### Passage given:

# Hey Everyone



## Tempest MIV (Jun 9, 2007)

Hey Everyone my names Bernerd, 
Got told bout your website by a couple of mates that occaisonally read through your site, always had a huge fasination with aircrafts just wanted to learn abit more and hang out with you guys.
Sorry bout the spelling, hardly passed english lol,
Yours sincerly Bernerd


----------



## Bf109_g (Jun 9, 2007)

Hi and welcome to the forums, Tempest!

James.


----------



## Tempest MIV (Jun 9, 2007)

Thanks James


----------



## Bf109_g (Jun 9, 2007)

You're welcome. You'll really enjoy being here! I know I do.


----------



## Wurger (Jun 9, 2007)

Hallo Bernard,
Nice to welcome you there.Greetings from Poland


----------



## Emac44 (Jun 9, 2007)

G'day Bernard welcome to the site from Aussie


----------



## Wildcat (Jun 9, 2007)

..and another, welcome.


----------



## Tempest MIV (Jun 9, 2007)

thanks guys


----------



## lesofprimus (Jun 9, 2007)

Dudes a lying sack o sh!t... His IP is the same as that nutjob Carter.... 

Banned...


----------



## Wildcat (Jun 10, 2007)

Man, there coming thick and fast nowadays!


----------



## DerAdlerIstGelandet (Jun 10, 2007)

No this guy has been causing problems for the past few weeks with different logins.

Trust me guys we moderators have tools at our disposal that lets us know these things. 

Be warned to the fools out there, you will not get away with it.


----------

### Records shown:
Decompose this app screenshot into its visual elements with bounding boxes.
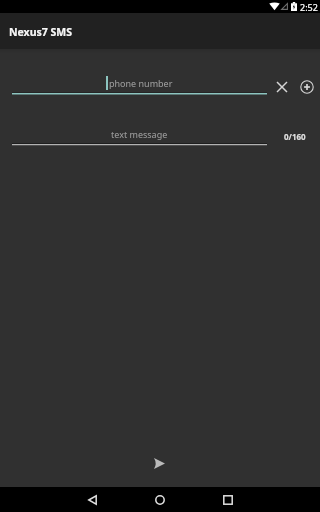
button[interactable]: phone number — [12, 72, 266, 93]
staticText: 2:52 — [300, 1, 318, 13]
staticText: phone number — [109, 77, 173, 89]
button[interactable]: Recents — [210, 487, 246, 512]
button[interactable]: Home — [142, 487, 178, 512]
button[interactable]: Clear — [270, 75, 293, 98]
button[interactable]: Back — [74, 487, 110, 512]
staticText: 0/160 — [284, 131, 306, 142]
button[interactable]: text message — [12, 124, 266, 144]
button[interactable]: Send — [139, 443, 179, 483]
button[interactable]: Add contact — [296, 76, 318, 98]
staticText: text message — [111, 128, 168, 140]
staticText: Nexus7 SMS — [9, 25, 72, 39]
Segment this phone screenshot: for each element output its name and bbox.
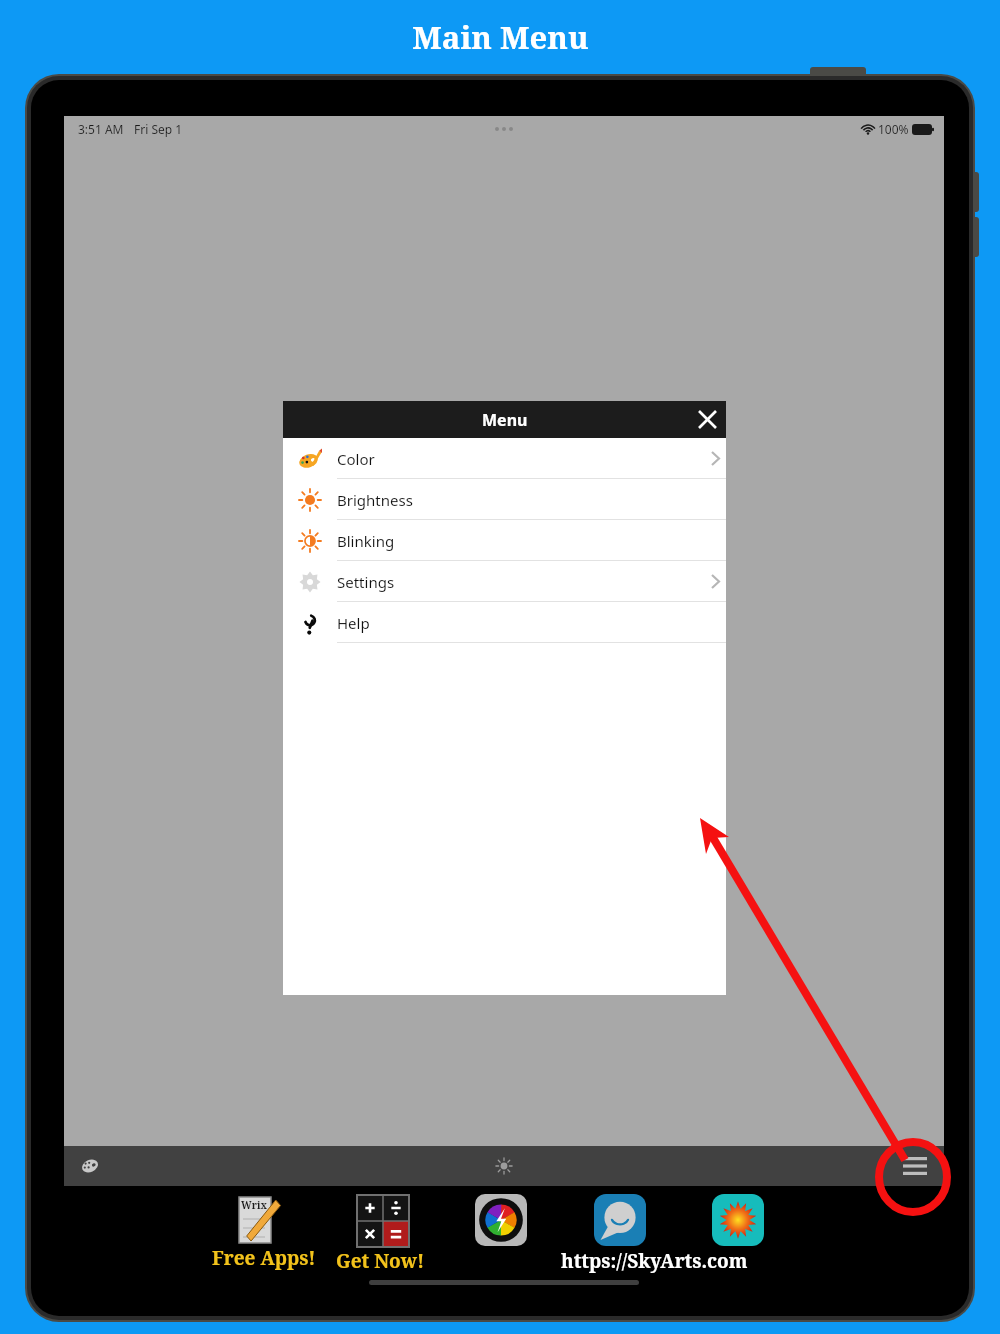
button[interactable]: Settings bbox=[283, 561, 726, 602]
staticText: Brightness bbox=[337, 490, 413, 510]
button[interactable]: SkyArts app bbox=[712, 1194, 764, 1246]
button[interactable]: Chat app bbox=[594, 1194, 646, 1246]
staticText: Fri Sep 1 bbox=[134, 121, 183, 137]
staticText: Wrix bbox=[241, 1198, 267, 1212]
staticText: Color bbox=[337, 449, 375, 469]
button[interactable]: Close bbox=[689, 401, 726, 438]
button[interactable]: Menu bbox=[892, 1146, 938, 1186]
staticText: Get Now! bbox=[336, 1248, 425, 1274]
button[interactable]: Brightness bbox=[283, 479, 726, 520]
staticText: Help bbox=[337, 613, 370, 633]
staticText: Free Apps! bbox=[212, 1245, 316, 1271]
staticText: Settings bbox=[337, 572, 395, 592]
staticText: https://SkyArts.com bbox=[561, 1248, 748, 1274]
button[interactable]: Color wheel app bbox=[475, 1194, 527, 1246]
staticText: Blinking bbox=[337, 531, 395, 551]
staticText: Main Menu bbox=[412, 16, 589, 58]
button[interactable]: Color bbox=[283, 438, 726, 479]
button[interactable]: Brightness bbox=[488, 1150, 520, 1182]
staticText: 100% bbox=[878, 121, 909, 137]
button[interactable]: Color palette bbox=[74, 1150, 106, 1182]
button[interactable]: Wrix app bbox=[237, 1195, 281, 1245]
button[interactable]: Help bbox=[283, 602, 726, 643]
staticText: 3:51 AM bbox=[78, 121, 124, 137]
button[interactable]: Calculator app bbox=[357, 1195, 409, 1247]
staticText: Menu bbox=[482, 409, 528, 431]
button[interactable]: Blinking bbox=[283, 520, 726, 561]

### Required actions:
a) In the forum thread, what reason does lesofprimus give for banning Tempest MIV?
b) From the forum thread above, write out the part that opens with the words containing "Dudes a lying" and closes with "and fast nowadays!".
c) Name every user who posts in the forum thread, listing each only once.

### Results in order:
a) His IP is the same as that of Carter.

b)
Dudes a lying sack o sh!t... His IP is the same as that nutjob Carter.... 

Banned...


----------



## Wildcat (Jun 10, 2007)

Man, there coming thick and fast nowadays!

c) Tempest MIV, Bf109_g, Wurger, Emac44, Wildcat, lesofprimus, DerAdlerIstGelandet